> **Task requirements**
Count how many lines of the data include "icon". The answer is that number and nothing else.

** BEGIN Data shown **

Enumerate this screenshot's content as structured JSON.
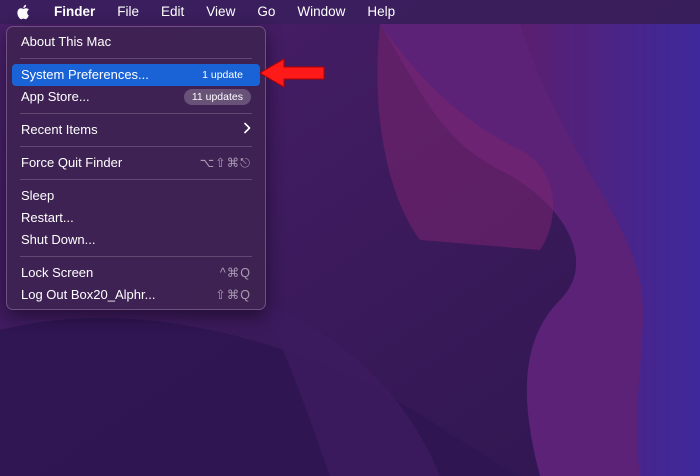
{
  "menubar": {
    "apple_icon": "apple-logo-icon",
    "app_name": "Finder",
    "items": [
      "File",
      "Edit",
      "View",
      "Go",
      "Window",
      "Help"
    ]
  },
  "apple_menu": {
    "about": "About This Mac",
    "system_prefs": {
      "label": "System Preferences...",
      "badge": "1 update"
    },
    "app_store": {
      "label": "App Store...",
      "badge": "11 updates"
    },
    "recent_items": {
      "label": "Recent Items",
      "icon": "chevron-right-icon"
    },
    "force_quit": {
      "label": "Force Quit Finder",
      "shortcut": "⌥⇧⌘⎋"
    },
    "sleep": "Sleep",
    "restart": "Restart...",
    "shut_down": "Shut Down...",
    "lock_screen": {
      "label": "Lock Screen",
      "shortcut": "^⌘Q"
    },
    "log_out": {
      "label": "Log Out Box20_Alphr...",
      "shortcut": "⇧⌘Q"
    }
  },
  "colors": {
    "selection": "#1a63d6",
    "annotation_arrow": "#ff1a1a"
  }
}
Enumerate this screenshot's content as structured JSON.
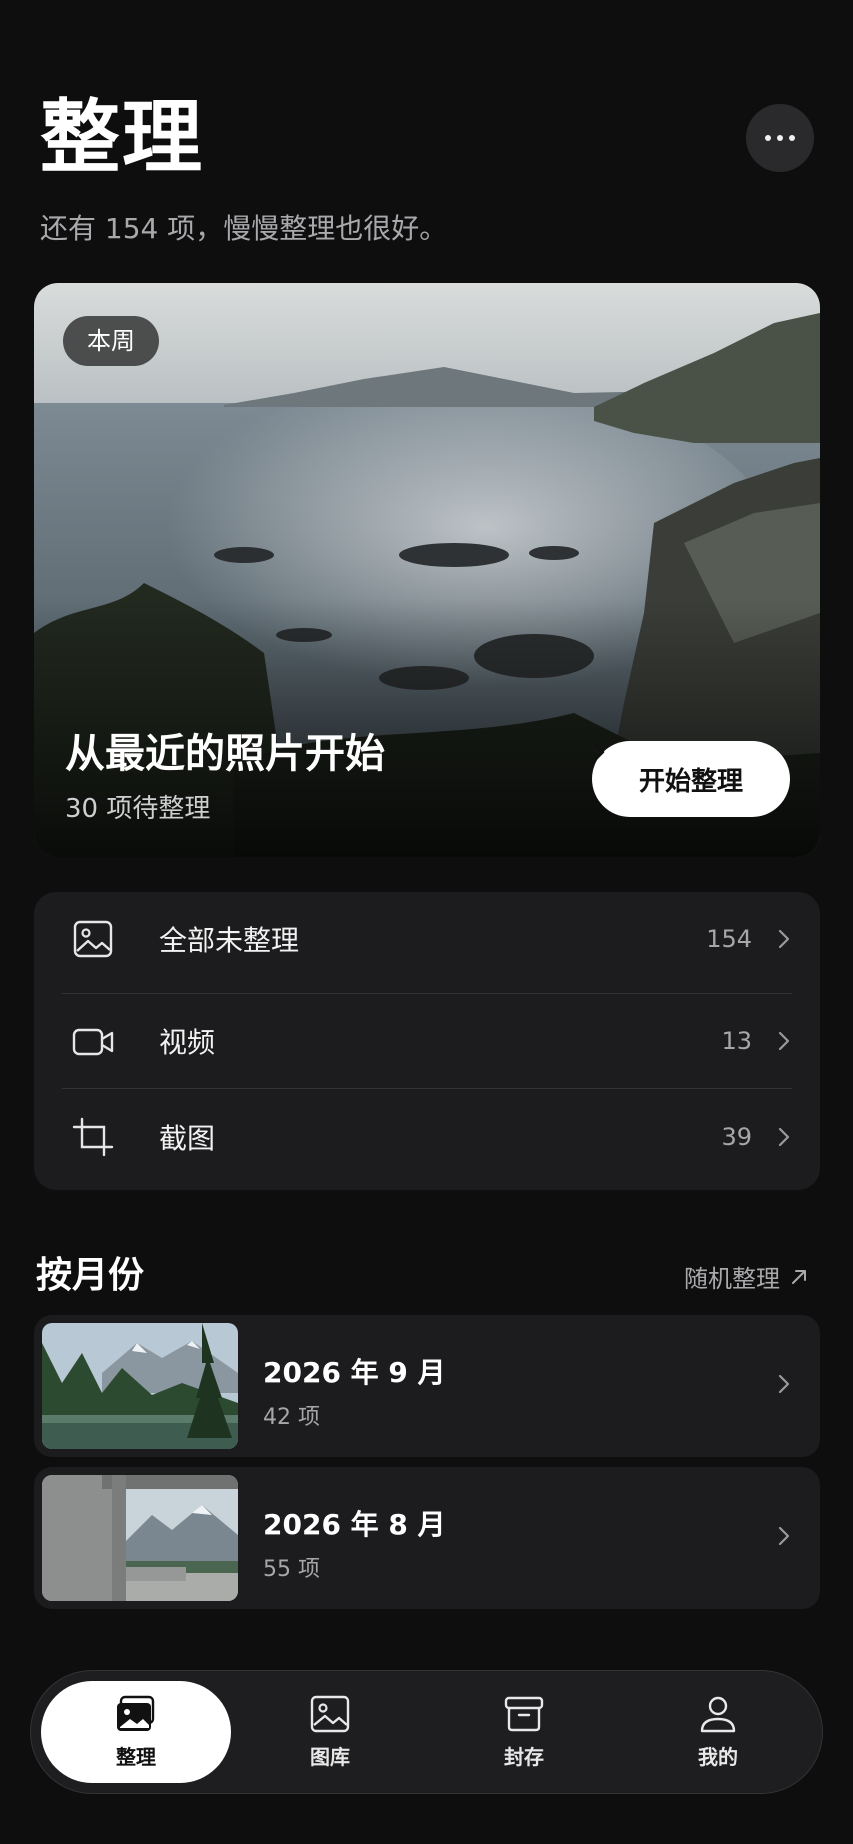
{
  "header": {
    "title": "整理",
    "subtitle": "还有 154 项，慢慢整理也很好。",
    "more_icon": "more-horizontal-icon"
  },
  "hero": {
    "tag": "本周",
    "title": "从最近的照片开始",
    "subtitle": "30 项待整理",
    "button_label": "开始整理"
  },
  "categories": [
    {
      "icon": "image-icon",
      "label": "全部未整理",
      "count": "154"
    },
    {
      "icon": "video-icon",
      "label": "视频",
      "count": "13"
    },
    {
      "icon": "crop-icon",
      "label": "截图",
      "count": "39"
    }
  ],
  "months_section": {
    "title": "按月份",
    "random_label": "随机整理"
  },
  "months": [
    {
      "title": "2026 年 9 月",
      "count": "42 项"
    },
    {
      "title": "2026 年 8 月",
      "count": "55 项"
    }
  ],
  "tabbar": [
    {
      "label": "整理",
      "icon": "photo-stack-icon",
      "active": true
    },
    {
      "label": "图库",
      "icon": "gallery-icon",
      "active": false
    },
    {
      "label": "封存",
      "icon": "archive-box-icon",
      "active": false
    },
    {
      "label": "我的",
      "icon": "person-icon",
      "active": false
    }
  ]
}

** END Data shown **

> **Output of the exercise**
10